Repeat all the material exactly; pictures stay out of your copy.

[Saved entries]
——————

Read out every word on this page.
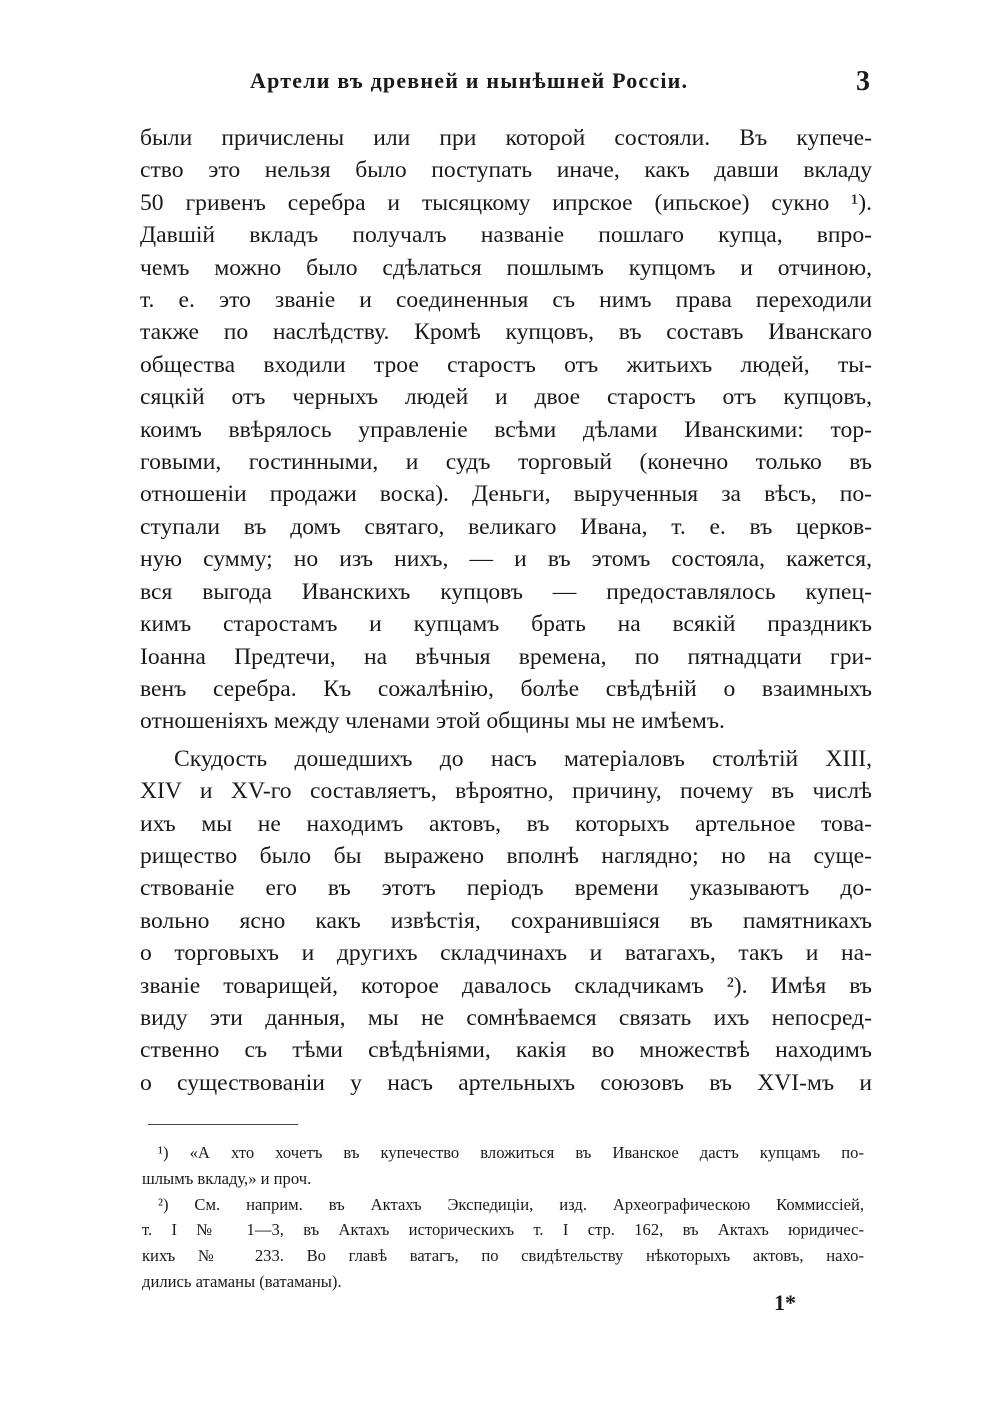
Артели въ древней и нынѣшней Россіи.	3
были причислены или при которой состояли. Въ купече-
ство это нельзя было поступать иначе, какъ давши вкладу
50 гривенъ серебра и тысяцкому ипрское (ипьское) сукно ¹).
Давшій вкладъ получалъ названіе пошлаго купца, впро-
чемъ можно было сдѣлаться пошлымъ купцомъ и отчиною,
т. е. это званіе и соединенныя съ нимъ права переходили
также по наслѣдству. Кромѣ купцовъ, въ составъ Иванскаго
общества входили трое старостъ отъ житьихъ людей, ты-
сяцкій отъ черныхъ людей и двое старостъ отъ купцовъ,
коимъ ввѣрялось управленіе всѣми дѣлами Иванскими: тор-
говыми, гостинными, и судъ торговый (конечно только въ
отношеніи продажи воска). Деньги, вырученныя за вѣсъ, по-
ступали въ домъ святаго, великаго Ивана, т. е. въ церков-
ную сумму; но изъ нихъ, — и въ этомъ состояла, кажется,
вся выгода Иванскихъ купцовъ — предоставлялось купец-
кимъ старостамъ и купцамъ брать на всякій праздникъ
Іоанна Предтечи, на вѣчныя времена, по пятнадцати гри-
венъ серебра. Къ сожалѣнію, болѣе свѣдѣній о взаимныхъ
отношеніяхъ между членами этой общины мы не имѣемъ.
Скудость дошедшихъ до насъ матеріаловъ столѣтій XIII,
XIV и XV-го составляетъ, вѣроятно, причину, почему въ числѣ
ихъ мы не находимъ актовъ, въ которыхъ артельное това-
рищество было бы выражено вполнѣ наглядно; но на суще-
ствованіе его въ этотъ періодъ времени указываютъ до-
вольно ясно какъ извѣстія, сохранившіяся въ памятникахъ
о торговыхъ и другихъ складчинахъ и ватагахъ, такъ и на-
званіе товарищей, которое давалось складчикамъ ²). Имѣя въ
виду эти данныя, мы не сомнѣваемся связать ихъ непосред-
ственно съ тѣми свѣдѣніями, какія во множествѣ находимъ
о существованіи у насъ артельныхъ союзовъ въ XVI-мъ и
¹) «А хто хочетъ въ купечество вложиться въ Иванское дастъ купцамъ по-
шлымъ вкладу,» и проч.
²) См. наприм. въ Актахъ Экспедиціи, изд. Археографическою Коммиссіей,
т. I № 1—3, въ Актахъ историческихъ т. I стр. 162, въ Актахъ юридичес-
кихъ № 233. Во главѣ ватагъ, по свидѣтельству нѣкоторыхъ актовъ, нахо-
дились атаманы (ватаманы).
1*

——————

**Written solution**:
Read out every word on this page.
Артели въ древней и нынѣшней Россіи.	3
были причислены или при которой состояли. Въ купече-
ство это нельзя было поступать иначе, какъ давши вкладу
50 гривенъ серебра и тысяцкому ипрское (ипьское) сукно ¹).
Давшій вкладъ получалъ названіе пошлаго купца, впро-
чемъ можно было сдѣлаться пошлымъ купцомъ и отчиною,
т. е. это званіе и соединенныя съ нимъ права переходили
также по наслѣдству. Кромѣ купцовъ, въ составъ Иванскаго
общества входили трое старостъ отъ житьихъ людей, ты-
сяцкій отъ черныхъ людей и двое старостъ отъ купцовъ,
коимъ ввѣрялось управленіе всѣми дѣлами Иванскими: тор-
говыми, гостинными, и судъ торговый (конечно только въ
отношеніи продажи воска). Деньги, вырученныя за вѣсъ, по-
ступали въ домъ святаго, великаго Ивана, т. е. въ церков-
ную сумму; но изъ нихъ, — и въ этомъ состояла, кажется,
вся выгода Иванскихъ купцовъ — предоставлялось купец-
кимъ старостамъ и купцамъ брать на всякій праздникъ
Іоанна Предтечи, на вѣчныя времена, по пятнадцати гри-
венъ серебра. Къ сожалѣнію, болѣе свѣдѣній о взаимныхъ
отношеніяхъ между членами этой общины мы не имѣемъ.
Скудость дошедшихъ до насъ матеріаловъ столѣтій XIII,
XIV и XV-го составляетъ, вѣроятно, причину, почему въ числѣ
ихъ мы не находимъ актовъ, въ которыхъ артельное това-
рищество было бы выражено вполнѣ наглядно; но на суще-
ствованіе его въ этотъ періодъ времени указываютъ до-
вольно ясно какъ извѣстія, сохранившіяся въ памятникахъ
о торговыхъ и другихъ складчинахъ и ватагахъ, такъ и на-
званіе товарищей, которое давалось складчикамъ ²). Имѣя въ
виду эти данныя, мы не сомнѣваемся связать ихъ непосред-
ственно съ тѣми свѣдѣніями, какія во множествѣ находимъ
о существованіи у насъ артельныхъ союзовъ въ XVI-мъ и
¹) «А хто хочетъ въ купечество вложиться въ Иванское дастъ купцамъ по-
шлымъ вкладу,» и проч.
²) См. наприм. въ Актахъ Экспедиціи, изд. Археографическою Коммиссіей,
т. I № 1—3, въ Актахъ историческихъ т. I стр. 162, въ Актахъ юридичес-
кихъ № 233. Во главѣ ватагъ, по свидѣтельству нѣкоторыхъ актовъ, нахо-
дились атаманы (ватаманы).
1*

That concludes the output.